##### Provided material

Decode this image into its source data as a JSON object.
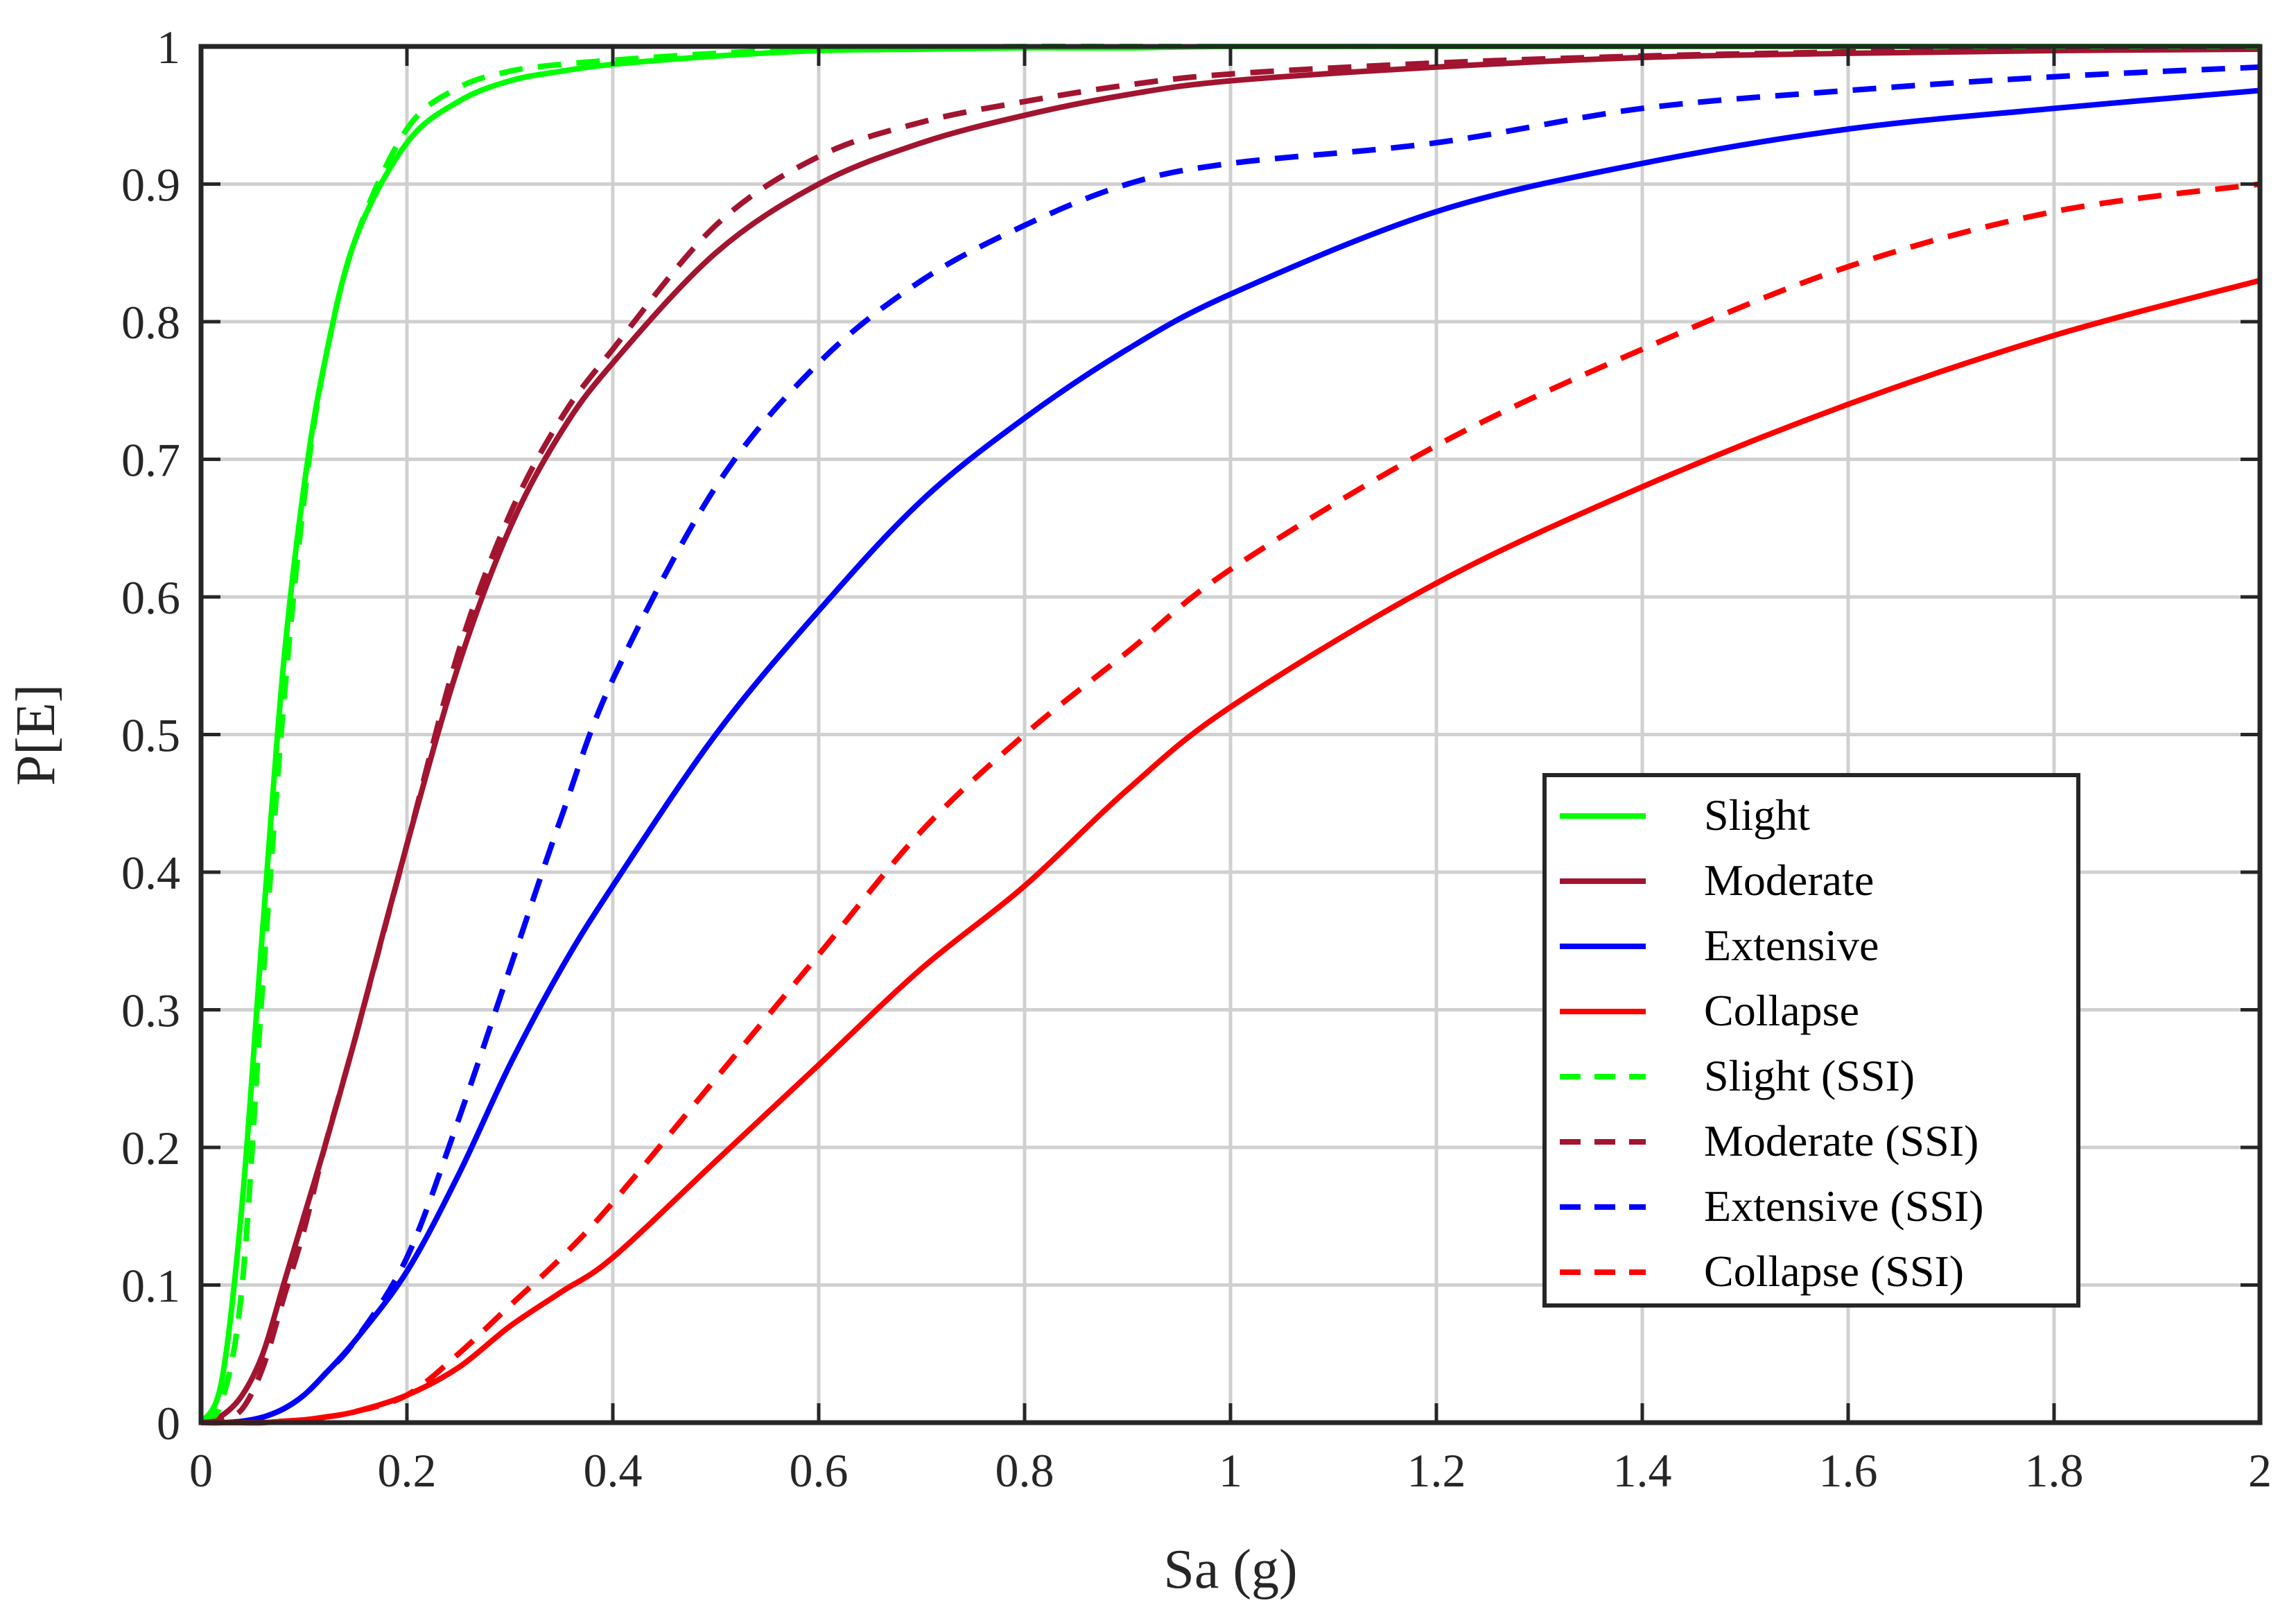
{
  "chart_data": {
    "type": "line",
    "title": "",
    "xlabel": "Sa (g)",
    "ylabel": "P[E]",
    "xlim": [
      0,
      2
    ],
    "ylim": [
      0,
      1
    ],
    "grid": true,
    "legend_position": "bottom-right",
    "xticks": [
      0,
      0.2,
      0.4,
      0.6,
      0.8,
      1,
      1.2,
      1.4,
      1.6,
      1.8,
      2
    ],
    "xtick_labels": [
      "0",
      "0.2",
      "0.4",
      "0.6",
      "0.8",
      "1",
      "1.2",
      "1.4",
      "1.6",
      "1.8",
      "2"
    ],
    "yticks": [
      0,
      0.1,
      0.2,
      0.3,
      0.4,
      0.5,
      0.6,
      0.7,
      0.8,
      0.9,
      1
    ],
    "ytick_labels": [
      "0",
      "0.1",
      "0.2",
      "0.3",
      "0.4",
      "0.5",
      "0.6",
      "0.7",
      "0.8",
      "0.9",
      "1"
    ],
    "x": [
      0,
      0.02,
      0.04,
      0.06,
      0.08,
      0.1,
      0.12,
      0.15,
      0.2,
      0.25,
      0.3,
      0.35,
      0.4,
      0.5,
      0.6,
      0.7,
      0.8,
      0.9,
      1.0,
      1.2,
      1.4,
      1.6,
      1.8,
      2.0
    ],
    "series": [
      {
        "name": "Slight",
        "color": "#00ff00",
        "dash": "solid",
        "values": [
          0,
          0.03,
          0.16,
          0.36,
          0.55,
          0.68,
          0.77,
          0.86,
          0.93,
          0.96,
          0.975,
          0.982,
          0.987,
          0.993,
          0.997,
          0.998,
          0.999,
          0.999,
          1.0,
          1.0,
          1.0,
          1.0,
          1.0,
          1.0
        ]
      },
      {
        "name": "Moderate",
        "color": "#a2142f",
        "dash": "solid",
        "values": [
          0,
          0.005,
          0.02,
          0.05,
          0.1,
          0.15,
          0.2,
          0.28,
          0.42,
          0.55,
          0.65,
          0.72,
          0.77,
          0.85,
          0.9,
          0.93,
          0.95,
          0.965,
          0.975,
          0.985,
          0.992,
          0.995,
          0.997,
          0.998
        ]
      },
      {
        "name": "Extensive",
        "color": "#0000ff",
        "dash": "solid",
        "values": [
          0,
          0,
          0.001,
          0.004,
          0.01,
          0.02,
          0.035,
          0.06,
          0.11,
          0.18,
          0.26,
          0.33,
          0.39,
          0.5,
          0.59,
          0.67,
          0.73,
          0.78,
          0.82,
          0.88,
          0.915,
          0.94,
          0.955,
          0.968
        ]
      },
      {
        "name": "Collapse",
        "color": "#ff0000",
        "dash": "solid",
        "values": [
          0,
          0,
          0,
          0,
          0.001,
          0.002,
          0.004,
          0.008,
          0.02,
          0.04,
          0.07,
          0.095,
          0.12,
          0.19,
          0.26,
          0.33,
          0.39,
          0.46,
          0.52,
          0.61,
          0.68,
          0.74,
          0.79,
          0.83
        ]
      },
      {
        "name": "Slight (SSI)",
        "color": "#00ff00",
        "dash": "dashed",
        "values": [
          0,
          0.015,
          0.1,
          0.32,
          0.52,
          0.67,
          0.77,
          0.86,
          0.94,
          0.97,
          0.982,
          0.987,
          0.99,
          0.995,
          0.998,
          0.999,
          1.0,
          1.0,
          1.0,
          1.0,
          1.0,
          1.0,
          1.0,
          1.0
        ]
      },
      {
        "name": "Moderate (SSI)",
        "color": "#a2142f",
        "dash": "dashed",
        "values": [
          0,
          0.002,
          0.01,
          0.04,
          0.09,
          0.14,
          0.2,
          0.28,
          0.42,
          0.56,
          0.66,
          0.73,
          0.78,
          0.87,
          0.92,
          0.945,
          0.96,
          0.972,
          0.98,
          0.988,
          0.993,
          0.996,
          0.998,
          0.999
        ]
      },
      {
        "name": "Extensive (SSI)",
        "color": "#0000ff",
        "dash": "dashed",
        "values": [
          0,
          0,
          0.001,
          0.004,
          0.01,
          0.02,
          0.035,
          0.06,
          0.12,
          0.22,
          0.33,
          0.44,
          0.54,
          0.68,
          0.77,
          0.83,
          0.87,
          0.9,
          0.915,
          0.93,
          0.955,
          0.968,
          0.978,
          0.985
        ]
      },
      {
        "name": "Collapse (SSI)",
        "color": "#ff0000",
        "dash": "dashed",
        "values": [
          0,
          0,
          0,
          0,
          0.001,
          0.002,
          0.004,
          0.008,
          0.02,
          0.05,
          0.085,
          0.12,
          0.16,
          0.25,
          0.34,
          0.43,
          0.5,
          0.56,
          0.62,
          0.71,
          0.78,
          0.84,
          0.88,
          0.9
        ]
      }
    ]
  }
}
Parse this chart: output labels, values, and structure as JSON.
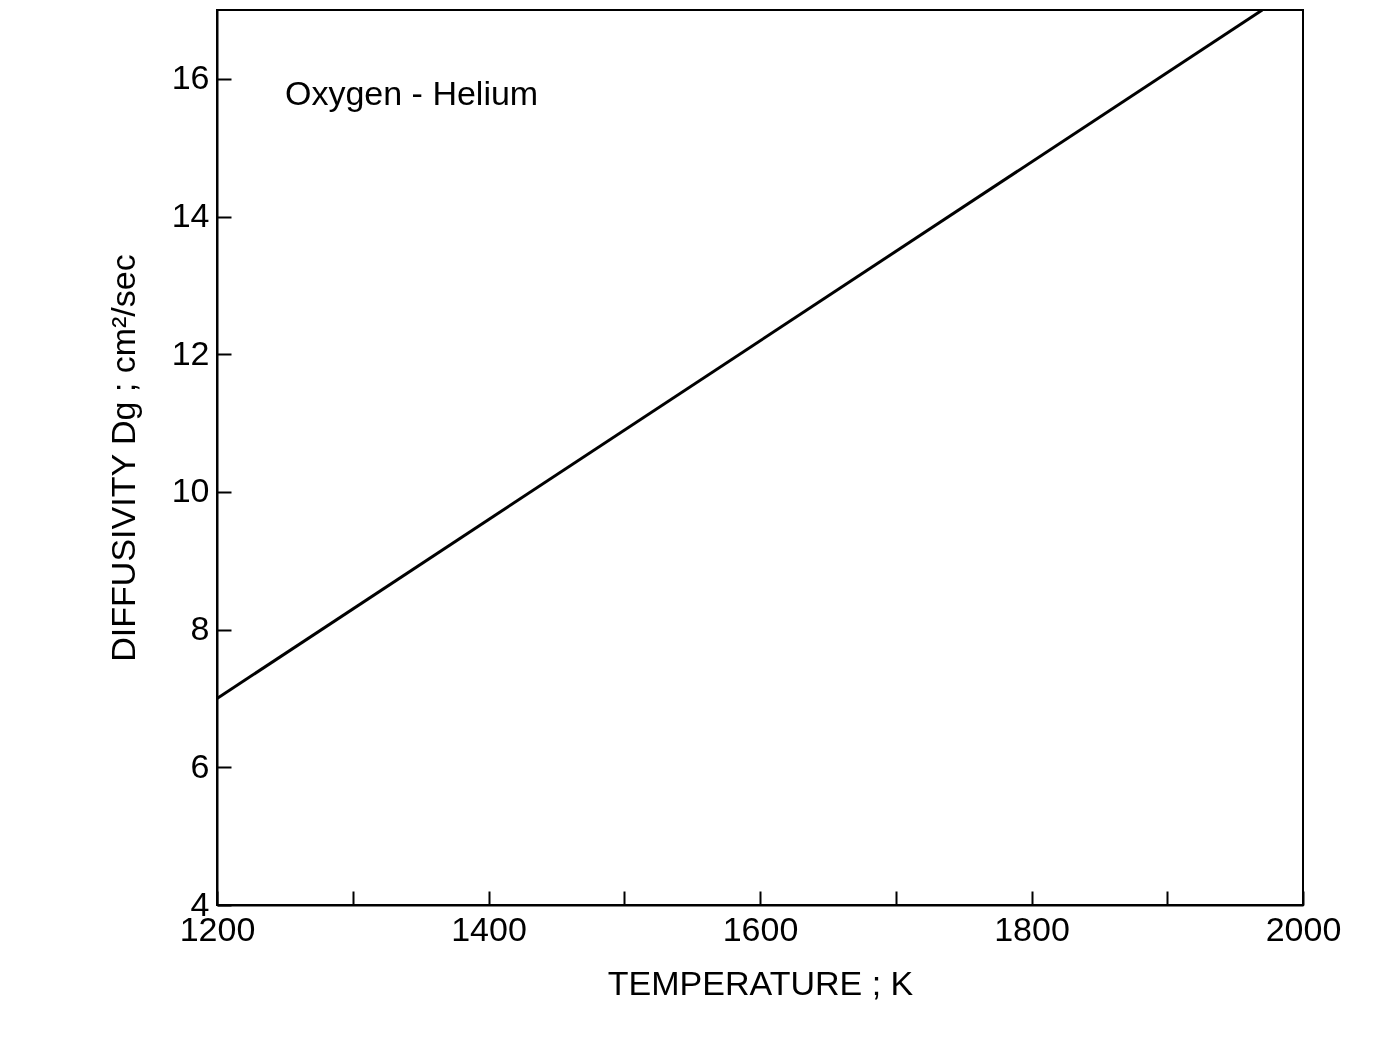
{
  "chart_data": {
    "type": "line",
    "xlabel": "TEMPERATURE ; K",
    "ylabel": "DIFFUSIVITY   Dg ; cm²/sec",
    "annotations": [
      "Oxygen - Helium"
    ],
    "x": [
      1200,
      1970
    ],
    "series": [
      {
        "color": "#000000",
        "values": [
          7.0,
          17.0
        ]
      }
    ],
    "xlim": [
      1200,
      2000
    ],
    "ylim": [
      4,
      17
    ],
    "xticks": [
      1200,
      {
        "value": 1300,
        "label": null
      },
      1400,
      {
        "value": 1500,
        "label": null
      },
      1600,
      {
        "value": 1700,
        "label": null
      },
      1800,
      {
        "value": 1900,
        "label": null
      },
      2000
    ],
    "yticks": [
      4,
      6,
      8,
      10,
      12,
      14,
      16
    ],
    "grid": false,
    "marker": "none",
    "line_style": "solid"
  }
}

##########

### Stated task
Repeat the data exactly in full, omitting its pictures.

### Answer for this exercise
Decode this image into its source data as a JSON object.
{
  "chart_data": {
    "type": "line",
    "title": "",
    "xlabel": "Sa (g)",
    "ylabel": "P[E]",
    "xlim": [
      0,
      2
    ],
    "ylim": [
      0,
      1
    ],
    "grid": true,
    "legend_position": "bottom-right",
    "xticks": [
      0,
      0.2,
      0.4,
      0.6,
      0.8,
      1,
      1.2,
      1.4,
      1.6,
      1.8,
      2
    ],
    "xtick_labels": [
      "0",
      "0.2",
      "0.4",
      "0.6",
      "0.8",
      "1",
      "1.2",
      "1.4",
      "1.6",
      "1.8",
      "2"
    ],
    "yticks": [
      0,
      0.1,
      0.2,
      0.3,
      0.4,
      0.5,
      0.6,
      0.7,
      0.8,
      0.9,
      1
    ],
    "ytick_labels": [
      "0",
      "0.1",
      "0.2",
      "0.3",
      "0.4",
      "0.5",
      "0.6",
      "0.7",
      "0.8",
      "0.9",
      "1"
    ],
    "x": [
      0,
      0.02,
      0.04,
      0.06,
      0.08,
      0.1,
      0.12,
      0.15,
      0.2,
      0.25,
      0.3,
      0.35,
      0.4,
      0.5,
      0.6,
      0.7,
      0.8,
      0.9,
      1.0,
      1.2,
      1.4,
      1.6,
      1.8,
      2.0
    ],
    "series": [
      {
        "name": "Slight",
        "color": "#00ff00",
        "dash": "solid",
        "values": [
          0,
          0.03,
          0.16,
          0.36,
          0.55,
          0.68,
          0.77,
          0.86,
          0.93,
          0.96,
          0.975,
          0.982,
          0.987,
          0.993,
          0.997,
          0.998,
          0.999,
          0.999,
          1.0,
          1.0,
          1.0,
          1.0,
          1.0,
          1.0
        ]
      },
      {
        "name": "Moderate",
        "color": "#a2142f",
        "dash": "solid",
        "values": [
          0,
          0.005,
          0.02,
          0.05,
          0.1,
          0.15,
          0.2,
          0.28,
          0.42,
          0.55,
          0.65,
          0.72,
          0.77,
          0.85,
          0.9,
          0.93,
          0.95,
          0.965,
          0.975,
          0.985,
          0.992,
          0.995,
          0.997,
          0.998
        ]
      },
      {
        "name": "Extensive",
        "color": "#0000ff",
        "dash": "solid",
        "values": [
          0,
          0,
          0.001,
          0.004,
          0.01,
          0.02,
          0.035,
          0.06,
          0.11,
          0.18,
          0.26,
          0.33,
          0.39,
          0.5,
          0.59,
          0.67,
          0.73,
          0.78,
          0.82,
          0.88,
          0.915,
          0.94,
          0.955,
          0.968
        ]
      },
      {
        "name": "Collapse",
        "color": "#ff0000",
        "dash": "solid",
        "values": [
          0,
          0,
          0,
          0,
          0.001,
          0.002,
          0.004,
          0.008,
          0.02,
          0.04,
          0.07,
          0.095,
          0.12,
          0.19,
          0.26,
          0.33,
          0.39,
          0.46,
          0.52,
          0.61,
          0.68,
          0.74,
          0.79,
          0.83
        ]
      },
      {
        "name": "Slight (SSI)",
        "color": "#00ff00",
        "dash": "dashed",
        "values": [
          0,
          0.015,
          0.1,
          0.32,
          0.52,
          0.67,
          0.77,
          0.86,
          0.94,
          0.97,
          0.982,
          0.987,
          0.99,
          0.995,
          0.998,
          0.999,
          1.0,
          1.0,
          1.0,
          1.0,
          1.0,
          1.0,
          1.0,
          1.0
        ]
      },
      {
        "name": "Moderate (SSI)",
        "color": "#a2142f",
        "dash": "dashed",
        "values": [
          0,
          0.002,
          0.01,
          0.04,
          0.09,
          0.14,
          0.2,
          0.28,
          0.42,
          0.56,
          0.66,
          0.73,
          0.78,
          0.87,
          0.92,
          0.945,
          0.96,
          0.972,
          0.98,
          0.988,
          0.993,
          0.996,
          0.998,
          0.999
        ]
      },
      {
        "name": "Extensive (SSI)",
        "color": "#0000ff",
        "dash": "dashed",
        "values": [
          0,
          0,
          0.001,
          0.004,
          0.01,
          0.02,
          0.035,
          0.06,
          0.12,
          0.22,
          0.33,
          0.44,
          0.54,
          0.68,
          0.77,
          0.83,
          0.87,
          0.9,
          0.915,
          0.93,
          0.955,
          0.968,
          0.978,
          0.985
        ]
      },
      {
        "name": "Collapse (SSI)",
        "color": "#ff0000",
        "dash": "dashed",
        "values": [
          0,
          0,
          0,
          0,
          0.001,
          0.002,
          0.004,
          0.008,
          0.02,
          0.05,
          0.085,
          0.12,
          0.16,
          0.25,
          0.34,
          0.43,
          0.5,
          0.56,
          0.62,
          0.71,
          0.78,
          0.84,
          0.88,
          0.9
        ]
      }
    ]
  }
}
Parse this chart: output labels, values, and structure as JSON.
{
  "chart_data": {
    "type": "line",
    "xlabel": "TEMPERATURE ; K",
    "ylabel": "DIFFUSIVITY   Dg ; cm²/sec",
    "annotations": [
      "Oxygen - Helium"
    ],
    "x": [
      1200,
      1970
    ],
    "series": [
      {
        "color": "#000000",
        "values": [
          7.0,
          17.0
        ]
      }
    ],
    "xlim": [
      1200,
      2000
    ],
    "ylim": [
      4,
      17
    ],
    "xticks": [
      1200,
      {
        "value": 1300,
        "label": null
      },
      1400,
      {
        "value": 1500,
        "label": null
      },
      1600,
      {
        "value": 1700,
        "label": null
      },
      1800,
      {
        "value": 1900,
        "label": null
      },
      2000
    ],
    "yticks": [
      4,
      6,
      8,
      10,
      12,
      14,
      16
    ],
    "grid": false,
    "marker": "none",
    "line_style": "solid"
  }
}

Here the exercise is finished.